• DATA TO PROCESS
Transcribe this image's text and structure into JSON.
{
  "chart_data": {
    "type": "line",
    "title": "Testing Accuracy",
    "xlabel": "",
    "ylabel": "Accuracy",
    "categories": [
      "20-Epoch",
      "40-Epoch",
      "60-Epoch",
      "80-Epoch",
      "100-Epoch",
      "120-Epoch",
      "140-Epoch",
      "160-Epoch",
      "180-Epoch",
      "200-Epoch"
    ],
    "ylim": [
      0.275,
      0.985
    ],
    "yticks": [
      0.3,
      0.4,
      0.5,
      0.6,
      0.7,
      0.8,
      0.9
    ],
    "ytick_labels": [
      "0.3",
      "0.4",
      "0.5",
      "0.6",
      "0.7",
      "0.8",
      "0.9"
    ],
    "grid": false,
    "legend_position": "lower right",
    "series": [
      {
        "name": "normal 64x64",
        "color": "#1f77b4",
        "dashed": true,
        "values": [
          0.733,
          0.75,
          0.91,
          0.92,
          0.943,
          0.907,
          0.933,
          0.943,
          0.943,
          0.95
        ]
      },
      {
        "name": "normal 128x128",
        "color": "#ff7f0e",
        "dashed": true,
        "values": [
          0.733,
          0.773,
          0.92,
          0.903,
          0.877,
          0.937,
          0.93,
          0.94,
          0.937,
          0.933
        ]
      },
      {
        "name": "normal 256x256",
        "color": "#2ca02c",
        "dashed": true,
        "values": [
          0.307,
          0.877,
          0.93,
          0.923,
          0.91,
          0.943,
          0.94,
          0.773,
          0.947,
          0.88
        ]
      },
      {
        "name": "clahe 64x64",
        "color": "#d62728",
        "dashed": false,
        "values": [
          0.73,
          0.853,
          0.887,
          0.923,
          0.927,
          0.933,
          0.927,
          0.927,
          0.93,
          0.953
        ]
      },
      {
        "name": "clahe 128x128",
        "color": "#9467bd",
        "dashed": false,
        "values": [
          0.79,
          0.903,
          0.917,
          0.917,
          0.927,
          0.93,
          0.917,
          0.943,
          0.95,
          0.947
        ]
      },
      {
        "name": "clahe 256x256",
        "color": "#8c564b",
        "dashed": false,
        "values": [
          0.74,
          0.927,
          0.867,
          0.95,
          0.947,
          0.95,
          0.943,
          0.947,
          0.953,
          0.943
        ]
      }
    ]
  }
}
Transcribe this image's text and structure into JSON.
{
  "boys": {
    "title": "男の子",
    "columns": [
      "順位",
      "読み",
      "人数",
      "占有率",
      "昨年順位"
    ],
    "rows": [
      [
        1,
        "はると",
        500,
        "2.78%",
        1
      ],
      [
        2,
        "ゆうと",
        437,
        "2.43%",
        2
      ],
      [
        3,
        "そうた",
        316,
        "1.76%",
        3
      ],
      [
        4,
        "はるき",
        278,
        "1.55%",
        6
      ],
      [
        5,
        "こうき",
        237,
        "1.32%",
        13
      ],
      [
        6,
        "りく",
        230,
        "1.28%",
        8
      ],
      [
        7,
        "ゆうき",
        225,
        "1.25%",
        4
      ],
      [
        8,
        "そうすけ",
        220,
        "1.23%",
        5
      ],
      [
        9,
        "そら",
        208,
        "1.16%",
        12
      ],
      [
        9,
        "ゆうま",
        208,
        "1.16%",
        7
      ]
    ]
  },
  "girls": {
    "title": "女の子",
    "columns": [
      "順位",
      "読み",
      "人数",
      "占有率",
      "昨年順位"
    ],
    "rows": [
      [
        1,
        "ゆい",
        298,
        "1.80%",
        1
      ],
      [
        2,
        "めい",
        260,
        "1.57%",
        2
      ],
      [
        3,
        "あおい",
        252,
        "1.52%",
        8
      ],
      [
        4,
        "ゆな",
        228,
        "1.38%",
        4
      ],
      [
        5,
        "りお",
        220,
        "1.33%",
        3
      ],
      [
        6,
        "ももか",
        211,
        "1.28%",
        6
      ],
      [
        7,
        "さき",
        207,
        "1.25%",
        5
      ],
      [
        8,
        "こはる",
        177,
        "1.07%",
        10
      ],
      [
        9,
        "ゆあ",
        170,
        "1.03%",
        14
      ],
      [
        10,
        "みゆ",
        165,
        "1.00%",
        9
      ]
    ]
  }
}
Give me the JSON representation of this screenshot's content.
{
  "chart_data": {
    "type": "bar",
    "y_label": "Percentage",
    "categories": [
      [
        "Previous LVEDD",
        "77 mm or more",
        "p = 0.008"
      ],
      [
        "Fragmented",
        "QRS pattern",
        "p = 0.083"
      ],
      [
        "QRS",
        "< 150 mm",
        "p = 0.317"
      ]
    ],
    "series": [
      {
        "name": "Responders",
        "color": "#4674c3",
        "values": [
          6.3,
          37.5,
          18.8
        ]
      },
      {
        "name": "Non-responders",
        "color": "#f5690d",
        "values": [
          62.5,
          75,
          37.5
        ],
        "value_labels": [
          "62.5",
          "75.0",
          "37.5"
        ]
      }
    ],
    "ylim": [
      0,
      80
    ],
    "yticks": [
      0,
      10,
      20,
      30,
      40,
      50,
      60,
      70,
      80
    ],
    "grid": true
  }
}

• DIRECTIVE
Find the lines above that include the string "normal" and copy them.

• FULL ANSWER
        "name": "normal 64x64",
        "name": "normal 128x128",
        "name": "normal 256x256",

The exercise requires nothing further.